» **Task**: Reproduce all of the records exactly.

» **Provided information**:
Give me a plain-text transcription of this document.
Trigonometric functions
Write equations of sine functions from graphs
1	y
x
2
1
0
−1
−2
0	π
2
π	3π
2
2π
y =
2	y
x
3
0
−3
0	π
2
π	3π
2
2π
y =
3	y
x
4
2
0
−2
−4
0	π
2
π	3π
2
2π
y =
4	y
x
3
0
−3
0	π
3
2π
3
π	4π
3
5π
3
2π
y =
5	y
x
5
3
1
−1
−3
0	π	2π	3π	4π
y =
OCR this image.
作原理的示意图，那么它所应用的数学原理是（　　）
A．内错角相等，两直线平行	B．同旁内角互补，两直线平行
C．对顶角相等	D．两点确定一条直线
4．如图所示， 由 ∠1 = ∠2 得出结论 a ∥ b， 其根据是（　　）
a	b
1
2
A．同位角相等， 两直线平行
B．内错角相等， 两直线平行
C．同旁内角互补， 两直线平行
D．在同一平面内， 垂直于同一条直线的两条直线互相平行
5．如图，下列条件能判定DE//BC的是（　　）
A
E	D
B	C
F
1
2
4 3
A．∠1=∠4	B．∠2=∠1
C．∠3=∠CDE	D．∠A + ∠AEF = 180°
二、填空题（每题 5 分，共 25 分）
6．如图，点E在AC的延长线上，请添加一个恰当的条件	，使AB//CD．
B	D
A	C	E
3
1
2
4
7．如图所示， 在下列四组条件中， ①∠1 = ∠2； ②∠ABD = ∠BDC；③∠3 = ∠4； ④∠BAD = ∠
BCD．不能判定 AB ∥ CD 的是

» **Solved problem**:
Give me a plain-text transcription of this document.
Trigonometric functions
Write equations of sine functions from graphs
1	y
x
2
1
0
−1
−2
0	π
2
π	3π
2
2π
y =
2	y
x
3
0
−3
0	π
2
π	3π
2
2π
y =
3	y
x
4
2
0
−2
−4
0	π
2
π	3π
2
2π
y =
4	y
x
3
0
−3
0	π
3
2π
3
π	4π
3
5π
3
2π
y =
5	y
x
5
3
1
−1
−3
0	π	2π	3π	4π
y =
OCR this image.
作原理的示意图，那么它所应用的数学原理是（　　）
A．内错角相等，两直线平行	B．同旁内角互补，两直线平行
C．对顶角相等	D．两点确定一条直线
4．如图所示， 由 ∠1 = ∠2 得出结论 a ∥ b， 其根据是（　　）
a	b
1
2
A．同位角相等， 两直线平行
B．内错角相等， 两直线平行
C．同旁内角互补， 两直线平行
D．在同一平面内， 垂直于同一条直线的两条直线互相平行
5．如图，下列条件能判定DE//BC的是（　　）
A
E	D
B	C
F
1
2
4 3
A．∠1=∠4	B．∠2=∠1
C．∠3=∠CDE	D．∠A + ∠AEF = 180°
二、填空题（每题 5 分，共 25 分）
6．如图，点E在AC的延长线上，请添加一个恰当的条件	，使AB//CD．
B	D
A	C	E
3
1
2
4
7．如图所示， 在下列四组条件中， ①∠1 = ∠2； ②∠ABD = ∠BDC；③∠3 = ∠4； ④∠BAD = ∠
BCD．不能判定 AB ∥ CD 的是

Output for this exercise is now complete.